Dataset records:
_ _ _
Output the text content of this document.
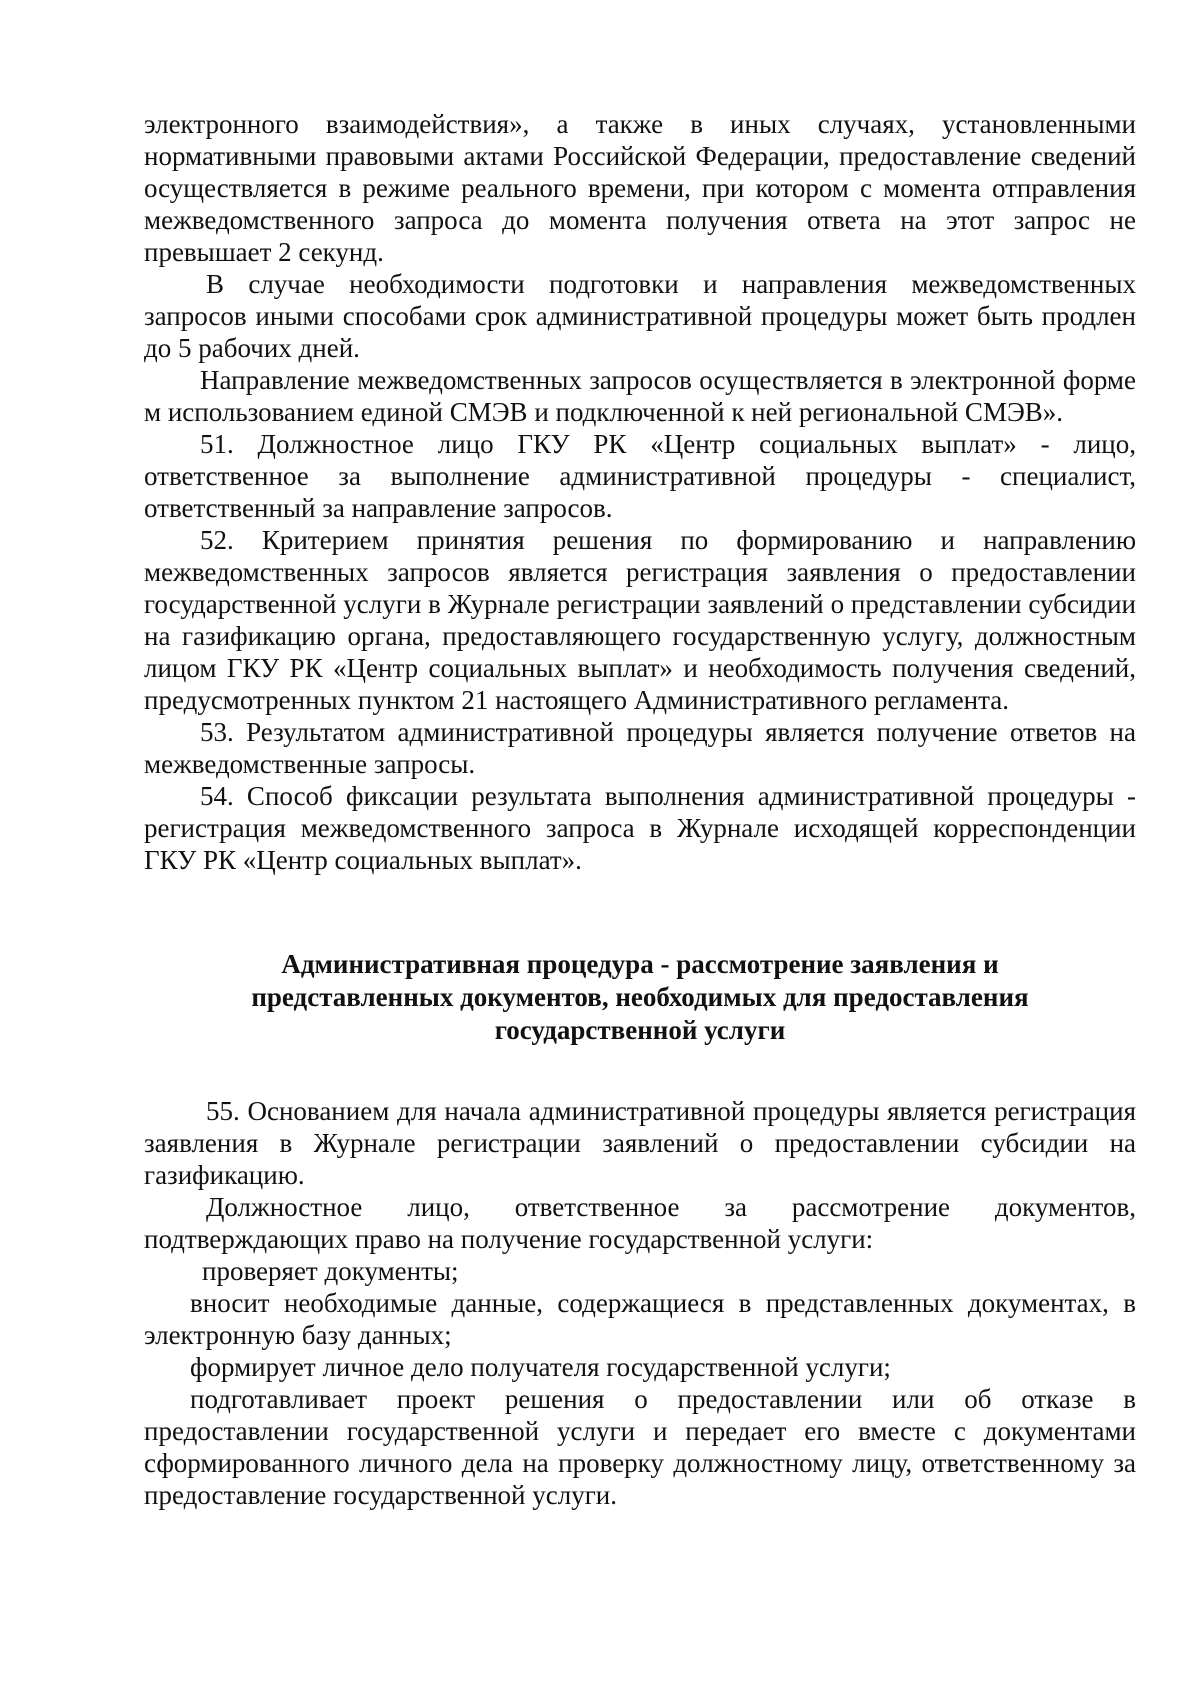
электронного взаимодействия», а также в иных случаях, установленными нормативными правовыми актами Российской Федерации, предоставление сведений осуществляется в режиме реального времени, при котором с момента отправления межведомственного запроса до момента получения ответа на этот запрос не превышает 2 секунд.

В случае необходимости подготовки и направления межведомственных запросов иными способами срок административной процедуры может быть продлен до 5 рабочих дней.

Направление межведомственных запросов осуществляется в электронной форме м использованием единой СМЭВ и подключенной к ней региональной СМЭВ».

51. Должностное лицо ГКУ РК «Центр социальных выплат» - лицо, ответственное за выполнение административной процедуры - специалист, ответственный за направление запросов.

52. Критерием принятия решения по формированию и направлению межведомственных запросов является регистрация заявления о предоставлении государственной услуги в Журнале регистрации заявлений о представлении субсидии на газификацию органа, предоставляющего государственную услугу, должностным лицом ГКУ РК «Центр социальных выплат» и необходимость получения сведений, предусмотренных пунктом 21 настоящего Административного регламента.

53. Результатом административной процедуры является получение ответов на межведомственные запросы.

54. Способ фиксации результата выполнения административной процедуры - регистрация межведомственного запроса в Журнале исходящей корреспонденции ГКУ РК «Центр социальных выплат».

Административная процедура - рассмотрение заявления и
представленных документов, необходимых для предоставления
государственной услуги

55. Основанием для начала административной процедуры является регистрация заявления в Журнале регистрации заявлений о предоставлении субсидии на газификацию.

Должностное лицо, ответственное за рассмотрение документов, подтверждающих право на получение государственной услуги:

проверяет документы;

вносит необходимые данные, содержащиеся в представленных документах, в электронную базу данных;

формирует личное дело получателя государственной услуги;

подготавливает проект решения о предоставлении или об отказе в предоставлении государственной услуги и передает его вместе с документами сформированного личного дела на проверку должностному лицу, ответственному за предоставление государственной услуги.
_ _ _
## DIRECTIONS
Find the lines of the material that hold the word "ответственное" and report their count alone.

## OUTPUT BELOW
2